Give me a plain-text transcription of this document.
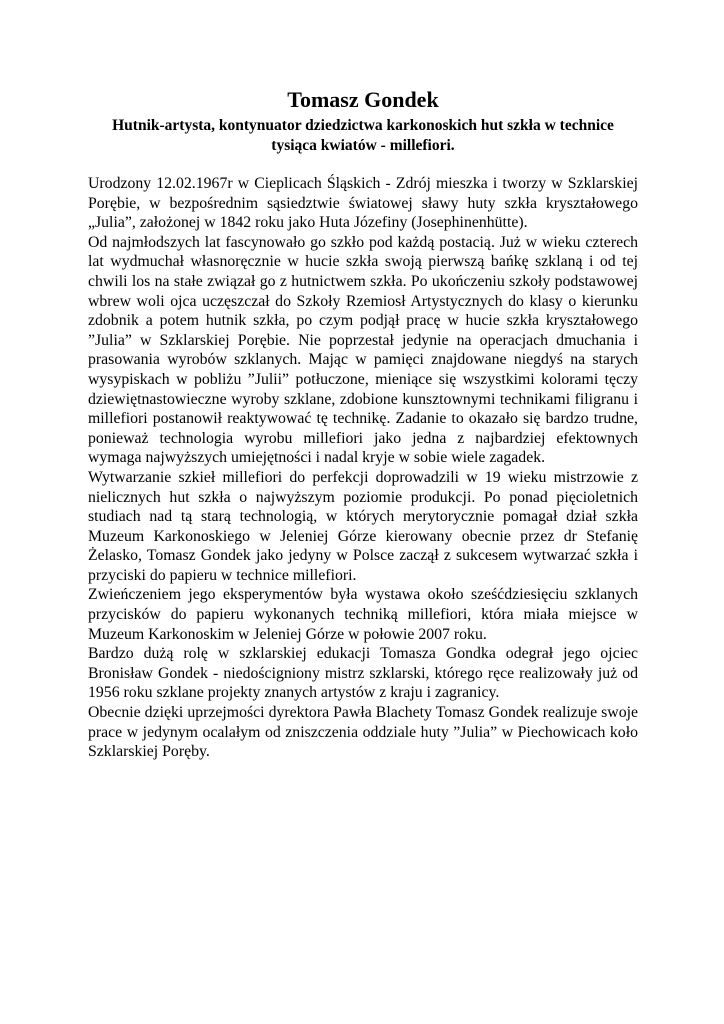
Tomasz Gondek
Hutnik-artysta, kontynuator dziedzictwa karkonoskich hut szkła w technice tysiąca kwiatów - millefiori.

Urodzony 12.02.1967r w Cieplicach Śląskich - Zdrój mieszka i tworzy w Szklarskiej Porębie, w bezpośrednim sąsiedztwie światowej sławy huty szkła kryształowego „Julia”, założonej w 1842 roku jako Huta Józefiny (Josephinenhütte).

Od najmłodszych lat fascynowało go szkło pod każdą postacią. Już w wieku czterech lat wydmuchał własnoręcznie w hucie szkła swoją pierwszą bańkę szklaną i od tej chwili los na stałe związał go z hutnictwem szkła. Po ukończeniu szkoły podstawowej wbrew woli ojca uczęszczał do Szkoły Rzemiosł Artystycznych do klasy o kierunku zdobnik a potem hutnik szkła, po czym podjął pracę w hucie szkła kryształowego ”Julia” w Szklarskiej Porębie. Nie poprzestał jedynie na operacjach dmuchania i prasowania wyrobów szklanych. Mając w pamięci znajdowane niegdyś na starych wysypiskach w pobliżu ”Julii” potłuczone, mieniące się wszystkimi kolorami tęczy dziewiętnastowieczne wyroby szklane, zdobione kunsztownymi technikami filigranu i millefiori postanowił reaktywować tę technikę. Zadanie to okazało się bardzo trudne, ponieważ technologia wyrobu millefiori jako jedna z najbardziej efektownych wymaga najwyższych umiejętności i nadal kryje w sobie wiele zagadek.

Wytwarzanie szkieł millefiori do perfekcji doprowadzili w 19 wieku mistrzowie z nielicznych hut szkła o najwyższym poziomie produkcji. Po ponad pięcioletnich studiach nad tą starą technologią, w których merytorycznie pomagał dział szkła Muzeum Karkonoskiego w Jeleniej Górze kierowany obecnie przez dr Stefanię Żelasko, Tomasz Gondek jako jedyny w Polsce zaczął z sukcesem wytwarzać szkła i przyciski do papieru w technice millefiori.

Zwieńczeniem jego eksperymentów była wystawa około sześćdziesięciu szklanych przycisków do papieru wykonanych techniką millefiori, która miała miejsce w Muzeum Karkonoskim w Jeleniej Górze w połowie 2007 roku.

Bardzo dużą rolę w szklarskiej edukacji Tomasza Gondka odegrał jego ojciec Bronisław Gondek - niedościgniony mistrz szklarski, którego ręce realizowały już od 1956 roku szklane projekty znanych artystów z kraju i zagranicy.

Obecnie dzięki uprzejmości dyrektora Pawła Blachety Tomasz Gondek realizuje swoje prace w jedynym ocalałym od zniszczenia oddziale huty ”Julia” w Piechowicach koło Szklarskiej Poręby.
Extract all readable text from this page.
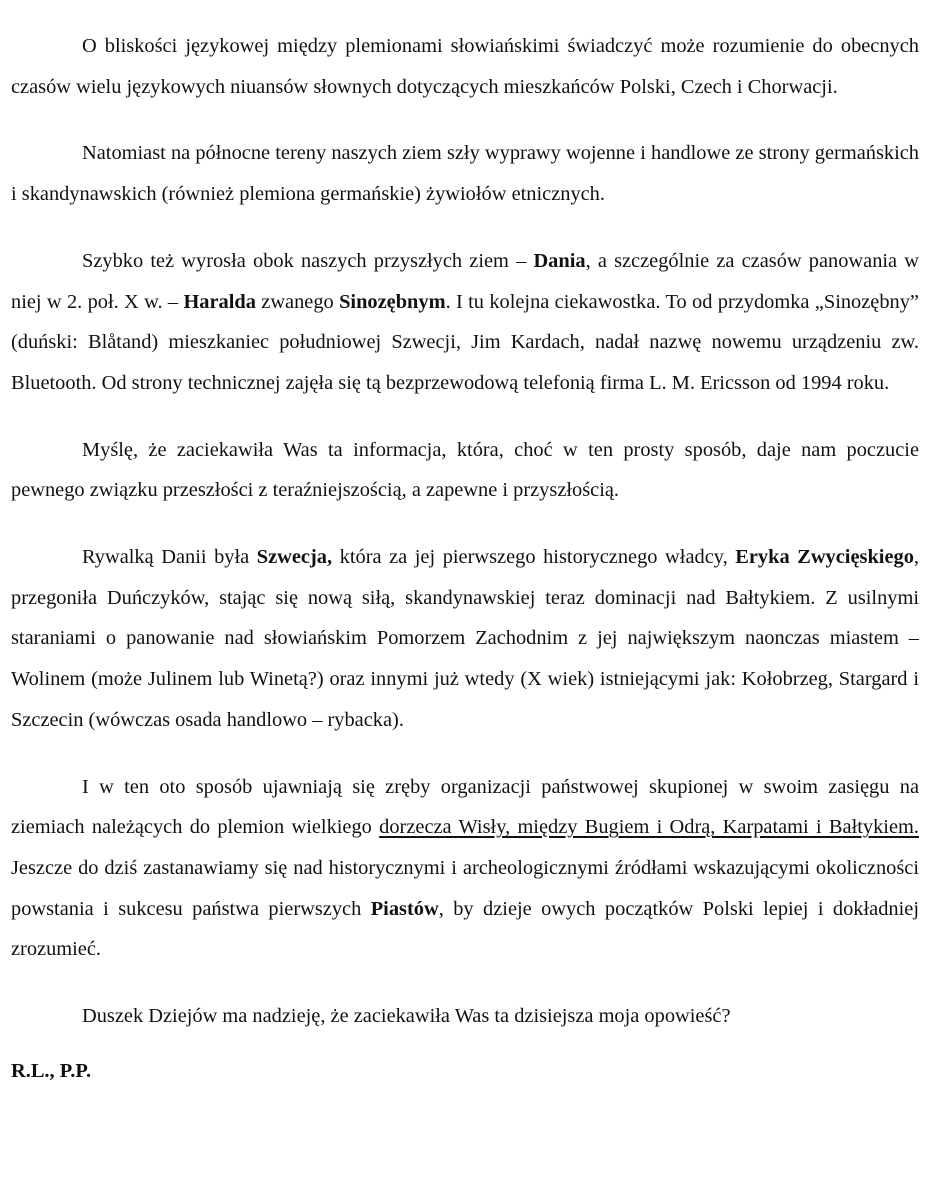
O bliskości językowej między plemionami słowiańskimi świadczyć może rozumienie do obecnych czasów wielu językowych niuansów słownych dotyczących mieszkańców Polski, Czech i Chorwacji.

Natomiast na północne tereny naszych ziem szły wyprawy wojenne i handlowe ze strony germańskich i skandynawskich (również plemiona germańskie) żywiołów etnicznych.

Szybko też wyrosła obok naszych przyszłych ziem – Dania, a szczególnie za czasów panowania w niej w 2. poł. X w. – Haralda zwanego Sinozębnym. I tu kolejna ciekawostka. To od przydomka „Sinozębny” (duński: Blåtand) mieszkaniec południowej Szwecji, Jim Kardach, nadał nazwę nowemu urządzeniu zw. Bluetooth. Od strony technicznej zajęła się tą bezprzewodową telefonią firma L. M. Ericsson od 1994 roku.

Myślę, że zaciekawiła Was ta informacja, która, choć w ten prosty sposób, daje nam poczucie pewnego związku przeszłości z teraźniejszością, a zapewne i przyszłością.

Rywalką Danii była Szwecja, która za jej pierwszego historycznego władcy, Eryka Zwycięskiego, przegoniła Duńczyków, stając się nową siłą, skandynawskiej teraz dominacji nad Bałtykiem. Z usilnymi staraniami o panowanie nad słowiańskim Pomorzem Zachodnim z jej największym naonczas miastem – Wolinem (może Julinem lub Winetą?) oraz innymi już wtedy (X wiek) istniejącymi jak: Kołobrzeg, Stargard i Szczecin (wówczas osada handlowo – rybacka).

I w ten oto sposób ujawniają się zręby organizacji państwowej skupionej w swoim zasięgu na ziemiach należących do plemion wielkiego dorzecza Wisły, między Bugiem i Odrą, Karpatami i Bałtykiem. Jeszcze do dziś zastanawiamy się nad historycznymi i archeologicznymi źródłami wskazującymi okoliczności powstania i sukcesu państwa pierwszych Piastów, by dzieje owych początków Polski lepiej i dokładniej zrozumieć.

Duszek Dziejów ma nadzieję, że zaciekawiła Was ta dzisiejsza moja opowieść?

R.L., P.P.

=======

§ DIRECTIONS: Which lines contain the word "text"? Return each of them.

§ ANSWER TO THE EXERCISE:
Give me a plain-text transcription of this document.
Extract all readable text from this page.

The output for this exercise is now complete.